** BEGIN **
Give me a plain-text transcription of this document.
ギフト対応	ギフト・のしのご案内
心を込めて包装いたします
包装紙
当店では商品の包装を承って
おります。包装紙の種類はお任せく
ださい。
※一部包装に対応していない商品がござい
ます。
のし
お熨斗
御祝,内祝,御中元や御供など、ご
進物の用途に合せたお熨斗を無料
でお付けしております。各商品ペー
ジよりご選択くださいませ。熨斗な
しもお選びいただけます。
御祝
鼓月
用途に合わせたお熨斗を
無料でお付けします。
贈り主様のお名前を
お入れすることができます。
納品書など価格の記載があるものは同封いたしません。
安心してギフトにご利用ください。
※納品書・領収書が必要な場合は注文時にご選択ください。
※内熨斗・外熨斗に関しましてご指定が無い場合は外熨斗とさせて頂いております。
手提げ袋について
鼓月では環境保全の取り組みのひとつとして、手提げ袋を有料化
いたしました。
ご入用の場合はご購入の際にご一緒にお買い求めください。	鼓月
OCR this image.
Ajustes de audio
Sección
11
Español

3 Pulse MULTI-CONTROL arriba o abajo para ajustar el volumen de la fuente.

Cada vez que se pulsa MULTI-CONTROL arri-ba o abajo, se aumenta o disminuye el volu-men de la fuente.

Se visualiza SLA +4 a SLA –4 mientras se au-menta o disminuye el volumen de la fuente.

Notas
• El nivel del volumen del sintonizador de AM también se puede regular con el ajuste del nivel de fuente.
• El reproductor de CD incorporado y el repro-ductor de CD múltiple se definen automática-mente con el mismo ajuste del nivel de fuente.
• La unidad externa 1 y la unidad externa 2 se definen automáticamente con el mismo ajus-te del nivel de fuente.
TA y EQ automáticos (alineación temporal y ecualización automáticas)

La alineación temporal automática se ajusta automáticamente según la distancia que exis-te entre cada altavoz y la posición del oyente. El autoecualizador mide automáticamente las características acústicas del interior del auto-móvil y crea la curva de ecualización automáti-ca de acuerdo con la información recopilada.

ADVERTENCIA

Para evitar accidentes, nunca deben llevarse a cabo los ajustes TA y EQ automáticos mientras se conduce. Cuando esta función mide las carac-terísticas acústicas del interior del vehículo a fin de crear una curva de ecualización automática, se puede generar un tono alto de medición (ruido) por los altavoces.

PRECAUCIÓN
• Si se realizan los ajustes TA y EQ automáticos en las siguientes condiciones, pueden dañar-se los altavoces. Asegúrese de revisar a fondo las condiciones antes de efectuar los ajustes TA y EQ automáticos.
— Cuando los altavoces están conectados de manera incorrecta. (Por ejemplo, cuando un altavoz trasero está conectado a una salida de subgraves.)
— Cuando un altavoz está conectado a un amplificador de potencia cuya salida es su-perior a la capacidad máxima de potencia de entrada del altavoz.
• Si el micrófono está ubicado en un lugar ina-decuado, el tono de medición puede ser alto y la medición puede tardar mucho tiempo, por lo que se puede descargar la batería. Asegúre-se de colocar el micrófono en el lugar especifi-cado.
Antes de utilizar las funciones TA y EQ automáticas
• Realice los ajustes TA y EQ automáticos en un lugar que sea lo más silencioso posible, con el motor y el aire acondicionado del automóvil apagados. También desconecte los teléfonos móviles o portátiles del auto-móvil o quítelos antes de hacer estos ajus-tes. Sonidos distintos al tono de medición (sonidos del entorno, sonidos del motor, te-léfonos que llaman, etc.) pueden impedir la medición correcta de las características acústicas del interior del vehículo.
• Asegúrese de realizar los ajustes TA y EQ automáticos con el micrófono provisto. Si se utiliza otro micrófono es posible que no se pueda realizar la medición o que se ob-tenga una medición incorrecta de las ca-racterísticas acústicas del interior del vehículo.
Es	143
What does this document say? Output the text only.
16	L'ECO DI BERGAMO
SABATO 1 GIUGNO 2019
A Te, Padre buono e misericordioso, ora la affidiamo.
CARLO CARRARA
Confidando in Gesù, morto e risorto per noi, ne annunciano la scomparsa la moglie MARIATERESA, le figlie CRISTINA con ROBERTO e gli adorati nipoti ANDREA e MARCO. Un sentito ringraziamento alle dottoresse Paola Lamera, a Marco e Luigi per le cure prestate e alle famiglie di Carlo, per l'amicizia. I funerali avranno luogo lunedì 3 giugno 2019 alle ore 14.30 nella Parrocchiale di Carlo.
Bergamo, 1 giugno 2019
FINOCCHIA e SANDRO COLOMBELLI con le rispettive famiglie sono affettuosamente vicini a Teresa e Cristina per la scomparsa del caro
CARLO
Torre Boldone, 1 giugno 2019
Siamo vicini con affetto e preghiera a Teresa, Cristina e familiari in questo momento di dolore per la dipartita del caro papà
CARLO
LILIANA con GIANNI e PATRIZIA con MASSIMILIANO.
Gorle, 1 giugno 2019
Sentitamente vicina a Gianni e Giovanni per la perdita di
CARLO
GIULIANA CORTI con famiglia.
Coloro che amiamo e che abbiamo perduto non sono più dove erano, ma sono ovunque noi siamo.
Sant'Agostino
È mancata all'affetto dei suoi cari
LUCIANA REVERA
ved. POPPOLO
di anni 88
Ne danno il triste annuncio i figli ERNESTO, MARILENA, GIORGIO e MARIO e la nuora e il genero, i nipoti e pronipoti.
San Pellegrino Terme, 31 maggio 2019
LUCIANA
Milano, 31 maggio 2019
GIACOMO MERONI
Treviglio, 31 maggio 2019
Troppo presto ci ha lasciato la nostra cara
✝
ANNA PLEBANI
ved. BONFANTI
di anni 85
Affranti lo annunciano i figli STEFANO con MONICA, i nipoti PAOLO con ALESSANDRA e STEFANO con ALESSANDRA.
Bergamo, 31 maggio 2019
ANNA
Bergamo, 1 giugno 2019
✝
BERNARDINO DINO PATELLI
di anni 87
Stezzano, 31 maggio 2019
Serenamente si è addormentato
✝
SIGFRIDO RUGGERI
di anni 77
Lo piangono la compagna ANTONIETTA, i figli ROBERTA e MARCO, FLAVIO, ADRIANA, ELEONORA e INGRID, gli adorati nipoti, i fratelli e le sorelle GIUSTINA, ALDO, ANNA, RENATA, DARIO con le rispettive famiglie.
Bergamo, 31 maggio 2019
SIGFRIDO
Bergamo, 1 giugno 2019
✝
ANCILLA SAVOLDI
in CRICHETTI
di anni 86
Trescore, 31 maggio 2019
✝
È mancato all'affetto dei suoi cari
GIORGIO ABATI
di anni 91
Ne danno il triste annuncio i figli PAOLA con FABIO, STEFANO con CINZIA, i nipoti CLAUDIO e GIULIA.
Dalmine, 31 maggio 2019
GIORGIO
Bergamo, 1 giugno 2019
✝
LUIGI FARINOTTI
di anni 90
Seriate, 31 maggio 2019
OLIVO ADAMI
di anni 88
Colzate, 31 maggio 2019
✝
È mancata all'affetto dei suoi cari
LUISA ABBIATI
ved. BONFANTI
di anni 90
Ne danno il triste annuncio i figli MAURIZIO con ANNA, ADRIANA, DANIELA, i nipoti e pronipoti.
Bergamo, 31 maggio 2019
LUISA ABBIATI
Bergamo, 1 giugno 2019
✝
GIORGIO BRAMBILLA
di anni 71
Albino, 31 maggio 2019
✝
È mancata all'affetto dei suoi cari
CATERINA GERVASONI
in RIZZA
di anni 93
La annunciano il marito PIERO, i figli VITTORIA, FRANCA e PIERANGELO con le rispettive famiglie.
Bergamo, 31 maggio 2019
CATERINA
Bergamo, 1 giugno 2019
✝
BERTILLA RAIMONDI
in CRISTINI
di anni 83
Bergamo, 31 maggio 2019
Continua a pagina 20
** END **
> **What to work on**: Copy each line of the data exactly, leaving nothing out.

> **Full response**:
Give me a plain-text transcription of this document.
ギフト対応	ギフト・のしのご案内
心を込めて包装いたします
包装紙
当店では商品の包装を承って
おります。包装紙の種類はお任せく
ださい。
※一部包装に対応していない商品がござい
ます。
のし
お熨斗
御祝,内祝,御中元や御供など、ご
進物の用途に合せたお熨斗を無料
でお付けしております。各商品ペー
ジよりご選択くださいませ。熨斗な
しもお選びいただけます。
御祝
鼓月
用途に合わせたお熨斗を
無料でお付けします。
贈り主様のお名前を
お入れすることができます。
納品書など価格の記載があるものは同封いたしません。
安心してギフトにご利用ください。
※納品書・領収書が必要な場合は注文時にご選択ください。
※内熨斗・外熨斗に関しましてご指定が無い場合は外熨斗とさせて頂いております。
手提げ袋について
鼓月では環境保全の取り組みのひとつとして、手提げ袋を有料化
いたしました。
ご入用の場合はご購入の際にご一緒にお買い求めください。	鼓月
OCR this image.
Ajustes de audio
Sección
11
Español

3 Pulse MULTI-CONTROL arriba o abajo para ajustar el volumen de la fuente.

Cada vez que se pulsa MULTI-CONTROL arri-ba o abajo, se aumenta o disminuye el volu-men de la fuente.

Se visualiza SLA +4 a SLA –4 mientras se au-menta o disminuye el volumen de la fuente.

Notas
• El nivel del volumen del sintonizador de AM también se puede regular con el ajuste del nivel de fuente.
• El reproductor de CD incorporado y el repro-ductor de CD múltiple se definen automática-mente con el mismo ajuste del nivel de fuente.
• La unidad externa 1 y la unidad externa 2 se definen automáticamente con el mismo ajus-te del nivel de fuente.
TA y EQ automáticos (alineación temporal y ecualización automáticas)

La alineación temporal automática se ajusta automáticamente según la distancia que exis-te entre cada altavoz y la posición del oyente. El autoecualizador mide automáticamente las características acústicas del interior del auto-móvil y crea la curva de ecualización automáti-ca de acuerdo con la información recopilada.

ADVERTENCIA

Para evitar accidentes, nunca deben llevarse a cabo los ajustes TA y EQ automáticos mientras se conduce. Cuando esta función mide las carac-terísticas acústicas del interior del vehículo a fin de crear una curva de ecualización automática, se puede generar un tono alto de medición (ruido) por los altavoces.

PRECAUCIÓN
• Si se realizan los ajustes TA y EQ automáticos en las siguientes condiciones, pueden dañar-se los altavoces. Asegúrese de revisar a fondo las condiciones antes de efectuar los ajustes TA y EQ automáticos.
— Cuando los altavoces están conectados de manera incorrecta. (Por ejemplo, cuando un altavoz trasero está conectado a una salida de subgraves.)
— Cuando un altavoz está conectado a un amplificador de potencia cuya salida es su-perior a la capacidad máxima de potencia de entrada del altavoz.
• Si el micrófono está ubicado en un lugar ina-decuado, el tono de medición puede ser alto y la medición puede tardar mucho tiempo, por lo que se puede descargar la batería. Asegúre-se de colocar el micrófono en el lugar especifi-cado.
Antes de utilizar las funciones TA y EQ automáticas
• Realice los ajustes TA y EQ automáticos en un lugar que sea lo más silencioso posible, con el motor y el aire acondicionado del automóvil apagados. También desconecte los teléfonos móviles o portátiles del auto-móvil o quítelos antes de hacer estos ajus-tes. Sonidos distintos al tono de medición (sonidos del entorno, sonidos del motor, te-léfonos que llaman, etc.) pueden impedir la medición correcta de las características acústicas del interior del vehículo.
• Asegúrese de realizar los ajustes TA y EQ automáticos con el micrófono provisto. Si se utiliza otro micrófono es posible que no se pueda realizar la medición o que se ob-tenga una medición incorrecta de las ca-racterísticas acústicas del interior del vehículo.
Es	143
What does this document say? Output the text only.
16	L'ECO DI BERGAMO
SABATO 1 GIUGNO 2019
A Te, Padre buono e misericordioso, ora la affidiamo.
CARLO CARRARA
Confidando in Gesù, morto e risorto per noi, ne annunciano la scomparsa la moglie MARIATERESA, le figlie CRISTINA con ROBERTO e gli adorati nipoti ANDREA e MARCO. Un sentito ringraziamento alle dottoresse Paola Lamera, a Marco e Luigi per le cure prestate e alle famiglie di Carlo, per l'amicizia. I funerali avranno luogo lunedì 3 giugno 2019 alle ore 14.30 nella Parrocchiale di Carlo.
Bergamo, 1 giugno 2019
FINOCCHIA e SANDRO COLOMBELLI con le rispettive famiglie sono affettuosamente vicini a Teresa e Cristina per la scomparsa del caro
CARLO
Torre Boldone, 1 giugno 2019
Siamo vicini con affetto e preghiera a Teresa, Cristina e familiari in questo momento di dolore per la dipartita del caro papà
CARLO
LILIANA con GIANNI e PATRIZIA con MASSIMILIANO.
Gorle, 1 giugno 2019
Sentitamente vicina a Gianni e Giovanni per la perdita di
CARLO
GIULIANA CORTI con famiglia.
Coloro che amiamo e che abbiamo perduto non sono più dove erano, ma sono ovunque noi siamo.
Sant'Agostino
È mancata all'affetto dei suoi cari
LUCIANA REVERA
ved. POPPOLO
di anni 88
Ne danno il triste annuncio i figli ERNESTO, MARILENA, GIORGIO e MARIO e la nuora e il genero, i nipoti e pronipoti.
San Pellegrino Terme, 31 maggio 2019
LUCIANA
Milano, 31 maggio 2019
GIACOMO MERONI
Treviglio, 31 maggio 2019
Troppo presto ci ha lasciato la nostra cara
✝
ANNA PLEBANI
ved. BONFANTI
di anni 85
Affranti lo annunciano i figli STEFANO con MONICA, i nipoti PAOLO con ALESSANDRA e STEFANO con ALESSANDRA.
Bergamo, 31 maggio 2019
ANNA
Bergamo, 1 giugno 2019
✝
BERNARDINO DINO PATELLI
di anni 87
Stezzano, 31 maggio 2019
Serenamente si è addormentato
✝
SIGFRIDO RUGGERI
di anni 77
Lo piangono la compagna ANTONIETTA, i figli ROBERTA e MARCO, FLAVIO, ADRIANA, ELEONORA e INGRID, gli adorati nipoti, i fratelli e le sorelle GIUSTINA, ALDO, ANNA, RENATA, DARIO con le rispettive famiglie.
Bergamo, 31 maggio 2019
SIGFRIDO
Bergamo, 1 giugno 2019
✝
ANCILLA SAVOLDI
in CRICHETTI
di anni 86
Trescore, 31 maggio 2019
✝
È mancato all'affetto dei suoi cari
GIORGIO ABATI
di anni 91
Ne danno il triste annuncio i figli PAOLA con FABIO, STEFANO con CINZIA, i nipoti CLAUDIO e GIULIA.
Dalmine, 31 maggio 2019
GIORGIO
Bergamo, 1 giugno 2019
✝
LUIGI FARINOTTI
di anni 90
Seriate, 31 maggio 2019
OLIVO ADAMI
di anni 88
Colzate, 31 maggio 2019
✝
È mancata all'affetto dei suoi cari
LUISA ABBIATI
ved. BONFANTI
di anni 90
Ne danno il triste annuncio i figli MAURIZIO con ANNA, ADRIANA, DANIELA, i nipoti e pronipoti.
Bergamo, 31 maggio 2019
LUISA ABBIATI
Bergamo, 1 giugno 2019
✝
GIORGIO BRAMBILLA
di anni 71
Albino, 31 maggio 2019
✝
È mancata all'affetto dei suoi cari
CATERINA GERVASONI
in RIZZA
di anni 93
La annunciano il marito PIERO, i figli VITTORIA, FRANCA e PIERANGELO con le rispettive famiglie.
Bergamo, 31 maggio 2019
CATERINA
Bergamo, 1 giugno 2019
✝
BERTILLA RAIMONDI
in CRISTINI
di anni 83
Bergamo, 31 maggio 2019
Continua a pagina 20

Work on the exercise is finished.